Figure data in JSON
━━━
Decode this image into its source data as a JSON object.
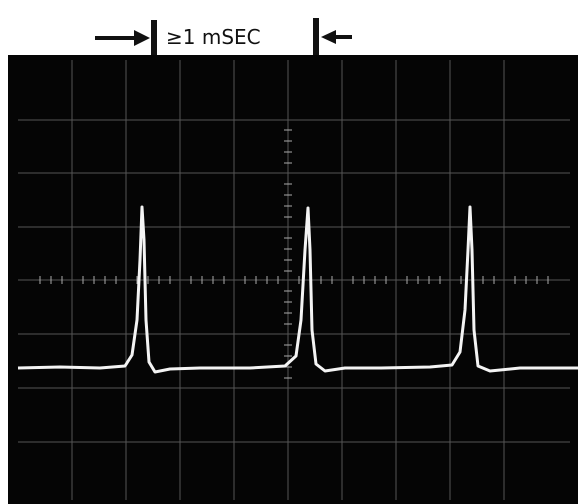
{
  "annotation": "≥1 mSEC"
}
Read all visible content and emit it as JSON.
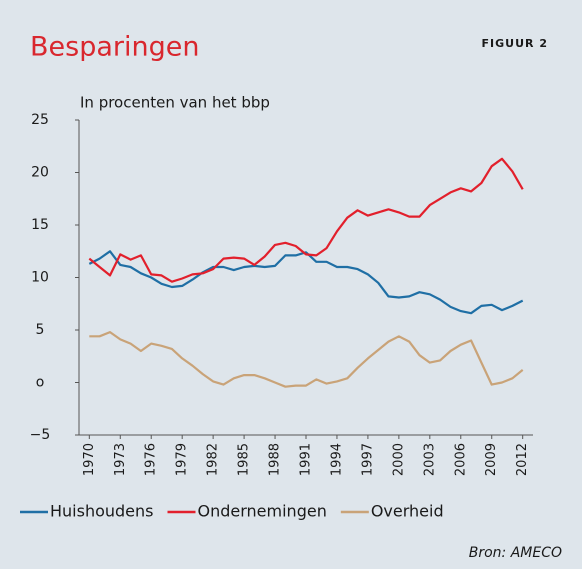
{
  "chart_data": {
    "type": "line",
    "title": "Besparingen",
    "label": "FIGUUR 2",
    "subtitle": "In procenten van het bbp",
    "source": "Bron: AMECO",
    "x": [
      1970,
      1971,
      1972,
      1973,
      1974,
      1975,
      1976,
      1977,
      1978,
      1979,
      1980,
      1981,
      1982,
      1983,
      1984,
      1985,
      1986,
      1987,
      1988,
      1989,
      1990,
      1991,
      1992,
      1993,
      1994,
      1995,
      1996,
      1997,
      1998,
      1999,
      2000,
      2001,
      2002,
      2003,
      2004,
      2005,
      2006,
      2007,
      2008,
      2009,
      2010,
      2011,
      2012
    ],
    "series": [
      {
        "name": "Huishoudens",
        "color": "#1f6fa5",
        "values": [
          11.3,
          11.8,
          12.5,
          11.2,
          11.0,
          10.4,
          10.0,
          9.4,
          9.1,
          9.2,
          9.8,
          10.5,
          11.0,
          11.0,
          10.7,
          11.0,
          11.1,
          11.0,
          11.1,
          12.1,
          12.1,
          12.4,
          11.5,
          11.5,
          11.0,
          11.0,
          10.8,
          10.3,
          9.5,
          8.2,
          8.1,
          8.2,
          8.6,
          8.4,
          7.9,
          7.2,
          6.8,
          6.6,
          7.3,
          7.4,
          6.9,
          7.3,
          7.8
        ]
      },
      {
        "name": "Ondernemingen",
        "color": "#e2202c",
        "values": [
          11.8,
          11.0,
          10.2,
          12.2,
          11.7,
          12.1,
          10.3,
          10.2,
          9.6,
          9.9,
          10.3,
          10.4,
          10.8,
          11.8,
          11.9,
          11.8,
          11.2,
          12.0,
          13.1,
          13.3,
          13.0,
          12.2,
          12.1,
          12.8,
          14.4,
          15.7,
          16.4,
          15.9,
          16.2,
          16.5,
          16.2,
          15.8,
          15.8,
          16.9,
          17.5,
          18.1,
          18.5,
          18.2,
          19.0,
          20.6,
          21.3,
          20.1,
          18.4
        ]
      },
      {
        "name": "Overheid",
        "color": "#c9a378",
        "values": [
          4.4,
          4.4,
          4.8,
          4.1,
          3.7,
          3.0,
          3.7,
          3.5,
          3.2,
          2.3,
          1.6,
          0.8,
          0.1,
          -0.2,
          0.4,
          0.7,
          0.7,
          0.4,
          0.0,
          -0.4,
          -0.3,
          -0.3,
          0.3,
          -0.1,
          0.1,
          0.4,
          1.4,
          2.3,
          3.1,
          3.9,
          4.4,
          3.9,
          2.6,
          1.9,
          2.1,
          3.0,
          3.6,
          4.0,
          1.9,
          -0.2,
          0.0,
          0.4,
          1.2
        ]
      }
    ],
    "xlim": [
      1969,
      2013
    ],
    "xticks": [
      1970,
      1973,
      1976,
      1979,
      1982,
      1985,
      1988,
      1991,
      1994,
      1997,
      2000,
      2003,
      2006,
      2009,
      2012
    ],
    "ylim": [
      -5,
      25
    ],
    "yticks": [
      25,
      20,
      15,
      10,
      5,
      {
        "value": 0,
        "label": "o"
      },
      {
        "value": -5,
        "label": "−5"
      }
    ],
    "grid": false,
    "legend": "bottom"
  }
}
━━━
Copy each line exactly, and leave the pictures out of your copy.

▸ OUTPUT FOR THIS EXERCISE
Decode this image into its source data as a JSON object.
{
  "annotation": "≥1 mSEC"
}
Read all visible content and emit it as JSON.
{
  "chart_data": {
    "type": "line",
    "title": "Besparingen",
    "label": "FIGUUR 2",
    "subtitle": "In procenten van het bbp",
    "source": "Bron: AMECO",
    "x": [
      1970,
      1971,
      1972,
      1973,
      1974,
      1975,
      1976,
      1977,
      1978,
      1979,
      1980,
      1981,
      1982,
      1983,
      1984,
      1985,
      1986,
      1987,
      1988,
      1989,
      1990,
      1991,
      1992,
      1993,
      1994,
      1995,
      1996,
      1997,
      1998,
      1999,
      2000,
      2001,
      2002,
      2003,
      2004,
      2005,
      2006,
      2007,
      2008,
      2009,
      2010,
      2011,
      2012
    ],
    "series": [
      {
        "name": "Huishoudens",
        "color": "#1f6fa5",
        "values": [
          11.3,
          11.8,
          12.5,
          11.2,
          11.0,
          10.4,
          10.0,
          9.4,
          9.1,
          9.2,
          9.8,
          10.5,
          11.0,
          11.0,
          10.7,
          11.0,
          11.1,
          11.0,
          11.1,
          12.1,
          12.1,
          12.4,
          11.5,
          11.5,
          11.0,
          11.0,
          10.8,
          10.3,
          9.5,
          8.2,
          8.1,
          8.2,
          8.6,
          8.4,
          7.9,
          7.2,
          6.8,
          6.6,
          7.3,
          7.4,
          6.9,
          7.3,
          7.8
        ]
      },
      {
        "name": "Ondernemingen",
        "color": "#e2202c",
        "values": [
          11.8,
          11.0,
          10.2,
          12.2,
          11.7,
          12.1,
          10.3,
          10.2,
          9.6,
          9.9,
          10.3,
          10.4,
          10.8,
          11.8,
          11.9,
          11.8,
          11.2,
          12.0,
          13.1,
          13.3,
          13.0,
          12.2,
          12.1,
          12.8,
          14.4,
          15.7,
          16.4,
          15.9,
          16.2,
          16.5,
          16.2,
          15.8,
          15.8,
          16.9,
          17.5,
          18.1,
          18.5,
          18.2,
          19.0,
          20.6,
          21.3,
          20.1,
          18.4
        ]
      },
      {
        "name": "Overheid",
        "color": "#c9a378",
        "values": [
          4.4,
          4.4,
          4.8,
          4.1,
          3.7,
          3.0,
          3.7,
          3.5,
          3.2,
          2.3,
          1.6,
          0.8,
          0.1,
          -0.2,
          0.4,
          0.7,
          0.7,
          0.4,
          0.0,
          -0.4,
          -0.3,
          -0.3,
          0.3,
          -0.1,
          0.1,
          0.4,
          1.4,
          2.3,
          3.1,
          3.9,
          4.4,
          3.9,
          2.6,
          1.9,
          2.1,
          3.0,
          3.6,
          4.0,
          1.9,
          -0.2,
          0.0,
          0.4,
          1.2
        ]
      }
    ],
    "xlim": [
      1969,
      2013
    ],
    "xticks": [
      1970,
      1973,
      1976,
      1979,
      1982,
      1985,
      1988,
      1991,
      1994,
      1997,
      2000,
      2003,
      2006,
      2009,
      2012
    ],
    "ylim": [
      -5,
      25
    ],
    "yticks": [
      25,
      20,
      15,
      10,
      5,
      {
        "value": 0,
        "label": "o"
      },
      {
        "value": -5,
        "label": "−5"
      }
    ],
    "grid": false,
    "legend": "bottom"
  }
}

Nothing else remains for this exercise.